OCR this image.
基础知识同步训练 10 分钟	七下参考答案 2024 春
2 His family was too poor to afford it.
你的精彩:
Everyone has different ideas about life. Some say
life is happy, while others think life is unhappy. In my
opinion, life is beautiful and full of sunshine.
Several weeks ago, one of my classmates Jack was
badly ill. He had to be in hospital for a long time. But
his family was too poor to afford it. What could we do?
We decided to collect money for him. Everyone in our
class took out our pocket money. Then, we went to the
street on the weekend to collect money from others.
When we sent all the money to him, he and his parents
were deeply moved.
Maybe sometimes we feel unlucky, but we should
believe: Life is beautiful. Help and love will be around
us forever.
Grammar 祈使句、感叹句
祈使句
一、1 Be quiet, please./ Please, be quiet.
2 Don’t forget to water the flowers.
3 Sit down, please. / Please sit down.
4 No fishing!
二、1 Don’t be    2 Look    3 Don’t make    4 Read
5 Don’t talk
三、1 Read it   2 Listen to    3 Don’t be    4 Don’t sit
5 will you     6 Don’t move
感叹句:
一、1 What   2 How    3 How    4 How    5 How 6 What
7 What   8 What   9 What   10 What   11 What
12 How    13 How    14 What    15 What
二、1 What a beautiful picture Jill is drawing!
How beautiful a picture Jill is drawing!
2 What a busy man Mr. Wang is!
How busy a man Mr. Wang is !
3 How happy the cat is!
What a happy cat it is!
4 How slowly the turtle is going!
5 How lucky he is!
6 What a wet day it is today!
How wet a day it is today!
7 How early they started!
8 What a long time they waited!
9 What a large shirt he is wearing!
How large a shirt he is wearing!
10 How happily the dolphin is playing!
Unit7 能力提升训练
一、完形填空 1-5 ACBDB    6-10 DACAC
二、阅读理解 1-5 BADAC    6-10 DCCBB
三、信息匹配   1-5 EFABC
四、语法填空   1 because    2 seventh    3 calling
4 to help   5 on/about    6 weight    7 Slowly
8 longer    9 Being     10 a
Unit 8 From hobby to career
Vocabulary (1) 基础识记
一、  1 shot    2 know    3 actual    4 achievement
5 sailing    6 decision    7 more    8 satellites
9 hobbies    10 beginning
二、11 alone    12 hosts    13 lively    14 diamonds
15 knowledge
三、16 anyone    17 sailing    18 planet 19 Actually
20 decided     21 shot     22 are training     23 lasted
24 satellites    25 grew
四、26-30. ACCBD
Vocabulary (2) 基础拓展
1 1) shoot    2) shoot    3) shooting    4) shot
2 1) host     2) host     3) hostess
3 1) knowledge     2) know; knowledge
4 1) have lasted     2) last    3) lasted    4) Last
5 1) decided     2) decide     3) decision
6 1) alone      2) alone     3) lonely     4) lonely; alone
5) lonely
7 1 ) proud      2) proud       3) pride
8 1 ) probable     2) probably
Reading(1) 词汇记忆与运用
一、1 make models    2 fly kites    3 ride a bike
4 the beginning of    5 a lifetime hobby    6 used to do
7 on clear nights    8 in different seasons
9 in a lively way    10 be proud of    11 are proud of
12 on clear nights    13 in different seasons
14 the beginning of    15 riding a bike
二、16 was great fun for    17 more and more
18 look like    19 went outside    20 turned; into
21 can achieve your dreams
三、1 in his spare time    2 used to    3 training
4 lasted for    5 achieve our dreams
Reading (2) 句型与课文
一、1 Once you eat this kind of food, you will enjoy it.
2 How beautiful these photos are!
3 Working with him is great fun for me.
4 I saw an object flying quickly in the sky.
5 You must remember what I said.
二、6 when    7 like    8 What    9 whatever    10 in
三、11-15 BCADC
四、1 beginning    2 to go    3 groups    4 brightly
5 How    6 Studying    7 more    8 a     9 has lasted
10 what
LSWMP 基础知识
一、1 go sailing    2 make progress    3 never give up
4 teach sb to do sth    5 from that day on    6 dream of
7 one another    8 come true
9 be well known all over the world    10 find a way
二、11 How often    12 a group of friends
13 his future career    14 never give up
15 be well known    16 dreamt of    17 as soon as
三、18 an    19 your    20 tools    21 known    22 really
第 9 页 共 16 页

**EXERCISE DETAILS**:
Pull out each line of the entries that contains "beautiful".

**FINISHED TASK**:
opinion, life is beautiful and full of sunshine.
believe: Life is beautiful. Help and love will be around
二、1 What a beautiful picture Jill is drawing!
How beautiful a picture Jill is drawing!
2 How beautiful these photos are!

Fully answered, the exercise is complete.